- **Selected passage**
-.-.-
Will return the resolution-optimised SNPs set, based on the metric.

`full_merge`

Description

full_merge is used to merge 2 fasta, where a position exist only in 1 of the fasta, the fasta without allele in that positions are given reference genome's allele at that position. **Doesn't work for large dataset, hence the need for full_merge_1**

Usage

full_merge(
  fasta_1,
  fasta_2,
  meta_1,
  meta_2,
  ref,
  bp = BiocParallel::MulticoreParam(),
  ...
)
full_merge(
  fasta_1,
  fasta_2,
  meta_1,
  meta_2,
  ref,
  bp = BiocParallel::MulticoreParam(),
  ...
)

Arguments

`fasta_1`	fasta read into memory to join
`fasta_2`	fasta read into memory to join
`meta_1`	meta file for 'fasta_1' denoting all positions of SNPs and position in reference genome
`meta_2`	meta file for 'fasta_2' denoting all positions of SNPs and position in reference genome
`ref`	name of the reference genome (needs to be in both fasta files)
`bp`	the BiocParallel backend
`...`	all other arguments

Value

merged fasta and meta

`full_merge_1`

Description

full_merge_1 is used to merge 2 fasta, where a position exist only in 1 of the fasta, the fasta without allele in that positions are given reference genome's allele at that position.

Usage

full_merge_1(
  fasta_1,
  fasta_2,
  meta_1,
  meta_2,
  ref,
  bp = BiocParallel::SerialParam(),
  ...
)
full_merge_1(
  fasta_1,
  fasta_2,
  meta_1,
  meta_2,
  ref,
  bp = BiocParallel::SerialParam(),
  ...
)

Arguments

`fasta_1`	fasta read into memory to join
`fasta_2`	fasta read into memory to join
`meta_1`	meta file for 'fasta_1' denoting all positions of SNPs and position in reference genome
`meta_2`	meta file for 'fasta_2' denoting all positions of SNPs and position in reference genome
`ref`	name of the reference genome (needs to be in both fasta files)
`bp`	the BiocParallel backend
`...`	all other arguments

Value

merged fasta and meta

`generate_kmer_search_string`

Description

generate_kmer_search_string generate the search strings to detect genes' presence

Usage

generate_kmer_search_string(
  gene_seq,
  k,
  id_prefix = NULL,
  bp = MulticoreParam()
)
generate_kmer_search_string(
  gene_seq,
  k,
  id_prefix = NULL,
  bp = MulticoreParam()
)

Arguments

`gene_seq`	sequences to generate k_mers from
`k`	kmer length
`id_prefix`	prefix for the gene id
`bp`	BiocParallel backend to use

Value

a dataframe containing the search strings

`generate_kmers`

Description

generate_kmers generate the kmer sequences of the given length

Usage

generate_kmers(final_string, k)
generate_kmers(final_string, k)

Arguments

`final_string`	the string to generate kmers
`k`	the length of the kmer

Value

a vector of kmers

`generate_pattern`

Description

generate_pattern is used to generate pattern for calculation.

Usage

generate_pattern(seqc, ordered_index = c(), append_to = list())
generate_pattern(seqc, ordered_index = c(), append_to = list())

Arguments

`seqc`	list of sequences
`ordered_index`	list of indexes for the pattern in the order
`append_to`	existing patterns to append to

Value

Will return concatenated list of string for searching.
-.-.-
- **Data listing**
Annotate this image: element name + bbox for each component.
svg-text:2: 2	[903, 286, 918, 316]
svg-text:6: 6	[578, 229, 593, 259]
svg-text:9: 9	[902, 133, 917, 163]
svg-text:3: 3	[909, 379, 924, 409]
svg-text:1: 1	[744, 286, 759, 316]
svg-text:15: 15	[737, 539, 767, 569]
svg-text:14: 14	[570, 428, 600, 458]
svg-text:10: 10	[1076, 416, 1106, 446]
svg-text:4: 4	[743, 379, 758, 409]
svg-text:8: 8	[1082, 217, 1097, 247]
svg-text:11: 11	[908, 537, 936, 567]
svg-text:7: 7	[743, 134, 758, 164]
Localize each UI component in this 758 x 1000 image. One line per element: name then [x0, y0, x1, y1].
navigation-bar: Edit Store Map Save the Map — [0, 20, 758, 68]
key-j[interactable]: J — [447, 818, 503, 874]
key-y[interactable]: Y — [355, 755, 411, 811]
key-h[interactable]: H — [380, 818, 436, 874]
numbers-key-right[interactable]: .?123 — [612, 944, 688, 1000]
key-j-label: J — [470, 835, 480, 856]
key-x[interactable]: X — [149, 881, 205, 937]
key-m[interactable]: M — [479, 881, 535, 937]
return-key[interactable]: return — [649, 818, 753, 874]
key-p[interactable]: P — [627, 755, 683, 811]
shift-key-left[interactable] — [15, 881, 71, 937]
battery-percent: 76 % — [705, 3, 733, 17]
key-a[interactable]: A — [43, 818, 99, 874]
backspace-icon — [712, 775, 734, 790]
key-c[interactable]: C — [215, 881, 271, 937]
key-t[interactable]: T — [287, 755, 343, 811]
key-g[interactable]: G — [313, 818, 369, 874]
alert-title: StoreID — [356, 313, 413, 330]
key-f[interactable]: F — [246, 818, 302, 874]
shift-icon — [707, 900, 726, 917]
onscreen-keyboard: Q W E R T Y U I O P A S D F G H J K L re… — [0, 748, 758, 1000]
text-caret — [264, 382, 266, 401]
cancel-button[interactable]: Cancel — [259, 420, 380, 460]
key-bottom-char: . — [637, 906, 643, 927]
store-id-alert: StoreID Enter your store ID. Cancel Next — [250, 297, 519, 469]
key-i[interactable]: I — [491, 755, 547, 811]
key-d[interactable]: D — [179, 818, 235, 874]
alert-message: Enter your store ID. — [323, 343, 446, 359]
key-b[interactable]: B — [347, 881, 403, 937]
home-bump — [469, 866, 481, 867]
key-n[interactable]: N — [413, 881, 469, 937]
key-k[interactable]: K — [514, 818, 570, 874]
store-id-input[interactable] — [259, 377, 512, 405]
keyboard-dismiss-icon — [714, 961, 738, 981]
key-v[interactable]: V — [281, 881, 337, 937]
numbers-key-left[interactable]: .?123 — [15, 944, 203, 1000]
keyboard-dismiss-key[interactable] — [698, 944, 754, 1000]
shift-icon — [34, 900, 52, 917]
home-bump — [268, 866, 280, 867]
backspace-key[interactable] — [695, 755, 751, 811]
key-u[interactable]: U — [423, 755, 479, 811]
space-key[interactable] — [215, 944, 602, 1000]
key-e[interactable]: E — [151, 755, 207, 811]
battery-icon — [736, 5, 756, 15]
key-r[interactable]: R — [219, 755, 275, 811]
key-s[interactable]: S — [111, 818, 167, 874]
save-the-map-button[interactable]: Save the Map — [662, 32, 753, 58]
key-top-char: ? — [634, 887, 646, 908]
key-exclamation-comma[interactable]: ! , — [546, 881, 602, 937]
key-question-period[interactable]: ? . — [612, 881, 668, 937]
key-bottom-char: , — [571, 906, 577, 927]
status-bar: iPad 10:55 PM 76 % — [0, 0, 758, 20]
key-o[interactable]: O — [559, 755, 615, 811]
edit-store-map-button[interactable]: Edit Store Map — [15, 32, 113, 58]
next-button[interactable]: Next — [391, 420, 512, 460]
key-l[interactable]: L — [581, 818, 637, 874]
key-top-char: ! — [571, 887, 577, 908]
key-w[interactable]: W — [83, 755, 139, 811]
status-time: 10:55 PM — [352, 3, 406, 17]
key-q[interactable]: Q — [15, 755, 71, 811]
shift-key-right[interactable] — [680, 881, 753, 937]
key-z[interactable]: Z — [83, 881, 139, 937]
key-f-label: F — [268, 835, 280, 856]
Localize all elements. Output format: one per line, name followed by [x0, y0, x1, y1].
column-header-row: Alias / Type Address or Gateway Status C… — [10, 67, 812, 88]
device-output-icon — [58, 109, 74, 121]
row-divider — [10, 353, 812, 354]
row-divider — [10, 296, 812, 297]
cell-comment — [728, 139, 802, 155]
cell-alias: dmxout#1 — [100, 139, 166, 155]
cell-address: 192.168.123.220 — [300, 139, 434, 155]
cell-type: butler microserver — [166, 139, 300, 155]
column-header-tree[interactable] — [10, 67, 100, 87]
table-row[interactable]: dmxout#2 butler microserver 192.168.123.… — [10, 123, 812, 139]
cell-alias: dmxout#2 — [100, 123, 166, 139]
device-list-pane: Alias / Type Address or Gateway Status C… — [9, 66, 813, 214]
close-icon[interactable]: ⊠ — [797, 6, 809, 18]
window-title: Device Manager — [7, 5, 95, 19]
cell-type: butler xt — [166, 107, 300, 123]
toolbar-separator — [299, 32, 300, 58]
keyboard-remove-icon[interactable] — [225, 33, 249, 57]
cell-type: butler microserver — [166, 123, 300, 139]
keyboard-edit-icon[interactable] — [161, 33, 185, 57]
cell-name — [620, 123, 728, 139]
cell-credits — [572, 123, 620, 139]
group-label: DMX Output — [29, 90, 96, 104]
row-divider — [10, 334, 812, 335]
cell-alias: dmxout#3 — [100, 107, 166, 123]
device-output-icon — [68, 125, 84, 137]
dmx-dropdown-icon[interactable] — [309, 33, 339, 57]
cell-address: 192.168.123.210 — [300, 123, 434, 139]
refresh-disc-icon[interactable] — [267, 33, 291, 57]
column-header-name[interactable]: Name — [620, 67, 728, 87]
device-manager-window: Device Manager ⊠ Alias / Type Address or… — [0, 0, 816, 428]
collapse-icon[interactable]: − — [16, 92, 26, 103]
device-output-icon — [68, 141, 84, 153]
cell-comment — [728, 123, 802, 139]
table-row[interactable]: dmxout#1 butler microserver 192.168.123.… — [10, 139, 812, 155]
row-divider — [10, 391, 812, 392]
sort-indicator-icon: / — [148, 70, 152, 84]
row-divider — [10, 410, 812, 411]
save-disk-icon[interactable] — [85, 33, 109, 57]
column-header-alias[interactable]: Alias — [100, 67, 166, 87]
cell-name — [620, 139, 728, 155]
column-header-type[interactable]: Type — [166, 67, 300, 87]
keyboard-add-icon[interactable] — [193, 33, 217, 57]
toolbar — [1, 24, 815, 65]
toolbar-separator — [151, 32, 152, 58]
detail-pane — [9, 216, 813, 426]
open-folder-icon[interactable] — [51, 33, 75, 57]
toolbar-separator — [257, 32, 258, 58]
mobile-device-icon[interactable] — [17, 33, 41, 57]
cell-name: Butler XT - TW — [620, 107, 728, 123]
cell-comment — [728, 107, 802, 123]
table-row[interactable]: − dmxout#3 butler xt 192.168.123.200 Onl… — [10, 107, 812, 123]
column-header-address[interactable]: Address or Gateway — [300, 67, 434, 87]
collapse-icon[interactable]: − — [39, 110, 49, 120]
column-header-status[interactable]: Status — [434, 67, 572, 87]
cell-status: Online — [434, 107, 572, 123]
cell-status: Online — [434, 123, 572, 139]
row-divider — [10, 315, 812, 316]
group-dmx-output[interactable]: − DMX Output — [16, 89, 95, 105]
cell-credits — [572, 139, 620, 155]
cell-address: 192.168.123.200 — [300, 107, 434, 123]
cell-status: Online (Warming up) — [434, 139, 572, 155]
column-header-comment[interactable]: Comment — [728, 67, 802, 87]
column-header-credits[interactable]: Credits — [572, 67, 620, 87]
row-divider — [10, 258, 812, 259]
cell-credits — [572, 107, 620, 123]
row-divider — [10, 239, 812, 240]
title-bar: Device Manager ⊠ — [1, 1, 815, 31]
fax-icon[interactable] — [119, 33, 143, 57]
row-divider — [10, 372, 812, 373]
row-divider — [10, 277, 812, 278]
-.-.-
- **Problems and tasks**
[1] According to the function documentation, why is full_merge_1 needed?
[2] Continue the function documentation from its last entry.

- **Task responses**
[1] full_merge does not work for large datasets.

[2]
`generate_prioritisation`

Description

generate_prioritisation create a vector of the targets in order of priority. Targets with the less samples are prioritised first, breaking ties by alphabetical order.

Usage

generate_prioritisation(meta)
generate_prioritisation(meta)

Arguments

meta

A data.table containing the meta data, expect the

Value

A data.table of the targets in order of priority

`generate_snp_search_string`

Description

generate_snp_search_string identify the SNPs that will overlap the search strings generated from the targeted SNPs

Usage

generate_snp_search_string(
  selected_snps,
  position_reference,
  ref_seq,
  snp_matrix,
  prev,
  after,
  position_type = "fasta",
  extend_length = TRUE,
  fasta_name_as_result = TRUE,
  bp = MulticoreParam()
)
generate_snp_search_string(
  selected_snps,
  position_reference,
  ref_seq,
  snp_matrix,
  prev,
  after,
  position_type = "fasta",
  extend_length = TRUE,
  fasta_name_as_result = TRUE,
  bp = MulticoreParam()
)

Arguments

`selected_snps`	list of targeted SNPs
`position_reference`	the mapping between reference genome positions and orthologous SNP matrix positions
`ref_seq`	the reference genome sequence
`snp_matrix`	the orthologous SNP matrix
`prev`	number of characters before the SNP
`after`	number of characters after the SNP
`position_type`	type of SNPs input, "fasta" (orthologous SNP matrix based) or "genome" (reference genome based); Default to "fasta"
`extend_length`	whether to extend the search string before and after the SNP and ignore overlapping SNPs
`fasta_name_as_result`	Whether the result should use the fasta matching sequence name or the fasta position and allele, default to using fasta sequence name (TRUE)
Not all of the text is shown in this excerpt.